**What to work on**
Look through the data and write out every line with the word "plate" in it.

(Entries from a dataset)
***
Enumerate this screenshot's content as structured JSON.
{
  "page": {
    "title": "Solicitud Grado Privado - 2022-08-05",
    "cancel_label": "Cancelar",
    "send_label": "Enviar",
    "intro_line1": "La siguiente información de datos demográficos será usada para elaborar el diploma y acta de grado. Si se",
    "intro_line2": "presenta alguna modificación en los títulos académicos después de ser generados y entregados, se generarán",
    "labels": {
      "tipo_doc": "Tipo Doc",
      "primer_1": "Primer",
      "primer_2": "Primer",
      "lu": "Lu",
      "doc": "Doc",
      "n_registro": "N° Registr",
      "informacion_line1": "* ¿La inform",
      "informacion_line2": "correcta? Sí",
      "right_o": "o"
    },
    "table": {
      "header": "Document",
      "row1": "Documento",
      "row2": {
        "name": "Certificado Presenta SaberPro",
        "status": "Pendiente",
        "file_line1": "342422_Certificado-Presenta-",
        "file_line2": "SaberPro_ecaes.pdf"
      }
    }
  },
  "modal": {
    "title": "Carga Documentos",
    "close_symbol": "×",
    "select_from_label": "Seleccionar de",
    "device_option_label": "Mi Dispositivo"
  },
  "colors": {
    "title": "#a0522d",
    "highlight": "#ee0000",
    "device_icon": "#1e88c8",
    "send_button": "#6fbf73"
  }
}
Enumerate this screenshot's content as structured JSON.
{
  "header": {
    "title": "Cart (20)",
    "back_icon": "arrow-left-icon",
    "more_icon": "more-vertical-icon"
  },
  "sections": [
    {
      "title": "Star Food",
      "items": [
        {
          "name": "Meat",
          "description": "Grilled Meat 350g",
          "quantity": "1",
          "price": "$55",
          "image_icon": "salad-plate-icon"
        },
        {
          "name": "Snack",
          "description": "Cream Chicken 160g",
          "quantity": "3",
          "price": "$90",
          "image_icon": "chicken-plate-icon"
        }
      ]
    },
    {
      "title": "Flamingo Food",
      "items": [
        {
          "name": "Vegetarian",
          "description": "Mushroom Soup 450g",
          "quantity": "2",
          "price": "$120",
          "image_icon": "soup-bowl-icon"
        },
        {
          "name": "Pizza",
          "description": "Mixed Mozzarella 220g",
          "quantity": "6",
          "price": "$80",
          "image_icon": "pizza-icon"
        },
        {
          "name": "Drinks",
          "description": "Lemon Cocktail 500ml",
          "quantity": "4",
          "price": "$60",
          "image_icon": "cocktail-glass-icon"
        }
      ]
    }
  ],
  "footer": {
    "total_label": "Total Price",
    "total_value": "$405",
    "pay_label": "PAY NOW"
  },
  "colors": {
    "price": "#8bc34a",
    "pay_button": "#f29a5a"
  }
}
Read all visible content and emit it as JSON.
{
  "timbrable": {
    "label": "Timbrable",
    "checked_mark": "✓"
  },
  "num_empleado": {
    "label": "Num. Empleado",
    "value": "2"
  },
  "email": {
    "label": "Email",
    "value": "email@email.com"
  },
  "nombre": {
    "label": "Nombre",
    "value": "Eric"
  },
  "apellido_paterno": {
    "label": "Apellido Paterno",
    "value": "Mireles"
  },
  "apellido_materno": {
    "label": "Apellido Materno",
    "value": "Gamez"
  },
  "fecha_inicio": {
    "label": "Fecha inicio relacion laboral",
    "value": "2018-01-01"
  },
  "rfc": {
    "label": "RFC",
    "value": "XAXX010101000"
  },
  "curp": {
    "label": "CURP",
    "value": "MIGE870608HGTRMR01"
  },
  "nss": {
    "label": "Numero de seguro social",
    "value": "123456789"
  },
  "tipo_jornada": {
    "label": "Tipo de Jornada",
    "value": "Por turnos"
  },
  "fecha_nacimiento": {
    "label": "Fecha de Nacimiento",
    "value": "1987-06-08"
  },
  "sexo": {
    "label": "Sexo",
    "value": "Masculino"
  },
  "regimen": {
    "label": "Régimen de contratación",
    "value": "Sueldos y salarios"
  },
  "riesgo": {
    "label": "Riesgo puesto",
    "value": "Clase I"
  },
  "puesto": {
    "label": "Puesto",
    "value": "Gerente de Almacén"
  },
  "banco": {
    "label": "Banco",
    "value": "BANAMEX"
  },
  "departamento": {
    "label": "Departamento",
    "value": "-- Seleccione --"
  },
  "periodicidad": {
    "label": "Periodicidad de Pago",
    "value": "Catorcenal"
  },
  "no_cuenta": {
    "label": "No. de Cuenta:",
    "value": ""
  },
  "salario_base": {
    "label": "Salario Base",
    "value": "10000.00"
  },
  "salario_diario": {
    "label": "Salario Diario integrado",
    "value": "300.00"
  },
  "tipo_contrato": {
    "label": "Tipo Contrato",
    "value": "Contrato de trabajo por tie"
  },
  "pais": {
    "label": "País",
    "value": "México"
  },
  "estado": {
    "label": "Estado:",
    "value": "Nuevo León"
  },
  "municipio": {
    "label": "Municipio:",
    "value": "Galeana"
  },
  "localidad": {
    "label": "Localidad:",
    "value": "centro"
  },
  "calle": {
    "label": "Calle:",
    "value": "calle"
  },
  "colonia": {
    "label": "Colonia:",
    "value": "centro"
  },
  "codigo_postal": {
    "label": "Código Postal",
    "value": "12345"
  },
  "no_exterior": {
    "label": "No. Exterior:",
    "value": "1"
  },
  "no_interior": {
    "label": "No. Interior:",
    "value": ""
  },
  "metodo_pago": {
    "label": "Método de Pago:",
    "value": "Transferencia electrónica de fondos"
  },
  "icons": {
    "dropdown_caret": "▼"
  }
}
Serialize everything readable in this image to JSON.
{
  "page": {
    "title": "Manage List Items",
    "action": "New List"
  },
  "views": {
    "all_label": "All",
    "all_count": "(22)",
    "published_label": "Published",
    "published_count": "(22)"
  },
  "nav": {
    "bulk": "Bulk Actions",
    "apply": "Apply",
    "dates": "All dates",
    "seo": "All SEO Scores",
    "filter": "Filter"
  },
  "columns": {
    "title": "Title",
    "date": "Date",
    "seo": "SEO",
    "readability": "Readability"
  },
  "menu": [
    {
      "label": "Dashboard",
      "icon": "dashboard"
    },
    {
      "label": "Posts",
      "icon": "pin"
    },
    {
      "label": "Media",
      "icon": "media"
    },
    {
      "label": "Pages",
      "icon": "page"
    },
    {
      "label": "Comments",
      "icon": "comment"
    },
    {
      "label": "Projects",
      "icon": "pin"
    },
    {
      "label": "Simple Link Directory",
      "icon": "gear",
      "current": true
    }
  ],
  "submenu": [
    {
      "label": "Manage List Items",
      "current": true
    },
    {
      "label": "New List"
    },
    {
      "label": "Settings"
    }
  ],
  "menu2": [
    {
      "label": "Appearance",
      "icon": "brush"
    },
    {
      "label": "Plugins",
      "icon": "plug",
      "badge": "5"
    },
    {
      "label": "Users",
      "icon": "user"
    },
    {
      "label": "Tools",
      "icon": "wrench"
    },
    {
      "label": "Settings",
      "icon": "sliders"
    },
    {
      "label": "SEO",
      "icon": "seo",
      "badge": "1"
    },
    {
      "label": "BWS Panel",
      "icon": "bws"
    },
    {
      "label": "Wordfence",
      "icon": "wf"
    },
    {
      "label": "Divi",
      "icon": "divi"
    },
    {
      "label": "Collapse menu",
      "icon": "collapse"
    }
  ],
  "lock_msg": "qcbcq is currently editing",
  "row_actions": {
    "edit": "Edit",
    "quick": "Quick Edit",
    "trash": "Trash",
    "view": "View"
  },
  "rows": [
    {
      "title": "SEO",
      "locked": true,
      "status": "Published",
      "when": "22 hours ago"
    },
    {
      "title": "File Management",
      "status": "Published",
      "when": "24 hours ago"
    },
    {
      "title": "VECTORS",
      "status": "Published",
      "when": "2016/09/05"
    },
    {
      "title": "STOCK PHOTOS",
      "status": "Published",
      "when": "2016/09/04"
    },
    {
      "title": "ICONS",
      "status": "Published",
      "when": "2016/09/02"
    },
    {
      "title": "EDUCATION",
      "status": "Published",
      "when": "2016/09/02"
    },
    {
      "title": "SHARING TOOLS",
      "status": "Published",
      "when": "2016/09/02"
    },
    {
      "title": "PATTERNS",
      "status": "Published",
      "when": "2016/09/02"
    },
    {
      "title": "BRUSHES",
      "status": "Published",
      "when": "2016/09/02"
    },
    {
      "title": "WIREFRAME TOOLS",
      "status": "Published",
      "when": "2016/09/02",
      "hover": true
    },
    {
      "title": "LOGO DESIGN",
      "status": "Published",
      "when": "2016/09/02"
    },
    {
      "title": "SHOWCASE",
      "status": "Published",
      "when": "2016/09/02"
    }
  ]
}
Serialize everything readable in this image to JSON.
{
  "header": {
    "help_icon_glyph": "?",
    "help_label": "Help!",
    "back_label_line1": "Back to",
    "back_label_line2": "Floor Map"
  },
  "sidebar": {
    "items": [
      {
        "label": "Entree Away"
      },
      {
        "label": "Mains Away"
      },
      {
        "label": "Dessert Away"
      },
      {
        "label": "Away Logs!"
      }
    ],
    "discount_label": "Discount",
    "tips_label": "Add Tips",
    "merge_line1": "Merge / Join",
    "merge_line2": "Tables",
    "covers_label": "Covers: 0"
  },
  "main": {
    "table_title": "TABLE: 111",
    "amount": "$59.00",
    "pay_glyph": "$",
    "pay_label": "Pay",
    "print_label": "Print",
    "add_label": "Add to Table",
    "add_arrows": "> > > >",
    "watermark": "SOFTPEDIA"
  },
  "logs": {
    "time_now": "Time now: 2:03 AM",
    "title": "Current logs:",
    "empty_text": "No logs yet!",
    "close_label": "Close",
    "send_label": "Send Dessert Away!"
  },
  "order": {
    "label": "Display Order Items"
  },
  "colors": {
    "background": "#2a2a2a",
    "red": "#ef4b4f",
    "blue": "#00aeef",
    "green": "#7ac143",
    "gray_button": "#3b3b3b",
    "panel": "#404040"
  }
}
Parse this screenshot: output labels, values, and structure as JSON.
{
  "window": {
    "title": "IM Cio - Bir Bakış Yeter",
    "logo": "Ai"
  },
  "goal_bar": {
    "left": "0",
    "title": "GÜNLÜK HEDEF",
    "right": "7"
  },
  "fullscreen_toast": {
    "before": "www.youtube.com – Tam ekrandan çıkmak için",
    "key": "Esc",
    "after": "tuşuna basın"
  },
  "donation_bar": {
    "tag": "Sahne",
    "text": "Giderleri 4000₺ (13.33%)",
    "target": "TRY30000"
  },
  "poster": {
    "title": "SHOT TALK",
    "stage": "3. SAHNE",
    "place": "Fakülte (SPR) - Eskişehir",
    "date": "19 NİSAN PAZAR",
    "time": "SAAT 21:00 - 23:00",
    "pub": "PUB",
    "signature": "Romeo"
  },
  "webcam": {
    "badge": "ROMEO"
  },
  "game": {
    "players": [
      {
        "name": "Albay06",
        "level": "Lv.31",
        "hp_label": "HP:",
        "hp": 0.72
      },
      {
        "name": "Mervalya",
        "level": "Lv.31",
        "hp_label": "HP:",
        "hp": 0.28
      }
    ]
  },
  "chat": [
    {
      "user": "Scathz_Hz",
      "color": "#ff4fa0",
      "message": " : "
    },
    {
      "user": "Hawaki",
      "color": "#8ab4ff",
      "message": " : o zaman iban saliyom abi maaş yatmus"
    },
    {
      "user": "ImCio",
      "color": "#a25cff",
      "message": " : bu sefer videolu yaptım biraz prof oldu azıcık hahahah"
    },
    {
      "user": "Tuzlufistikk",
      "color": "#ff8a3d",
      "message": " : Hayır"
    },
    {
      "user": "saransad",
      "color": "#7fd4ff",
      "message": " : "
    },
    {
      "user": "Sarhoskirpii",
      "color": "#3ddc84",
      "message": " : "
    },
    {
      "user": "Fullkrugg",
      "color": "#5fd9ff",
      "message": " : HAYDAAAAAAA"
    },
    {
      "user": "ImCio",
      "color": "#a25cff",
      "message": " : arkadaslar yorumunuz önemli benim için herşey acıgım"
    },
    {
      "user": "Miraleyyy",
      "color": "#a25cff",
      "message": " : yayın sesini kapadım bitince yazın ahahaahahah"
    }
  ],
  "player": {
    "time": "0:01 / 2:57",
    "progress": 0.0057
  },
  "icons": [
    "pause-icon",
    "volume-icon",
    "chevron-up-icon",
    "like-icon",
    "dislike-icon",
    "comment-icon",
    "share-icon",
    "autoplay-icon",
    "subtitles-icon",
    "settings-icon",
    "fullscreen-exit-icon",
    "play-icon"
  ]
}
***
**Answer to this problem**
          "image_icon": "salad-plate-icon"
          "image_icon": "chicken-plate-icon"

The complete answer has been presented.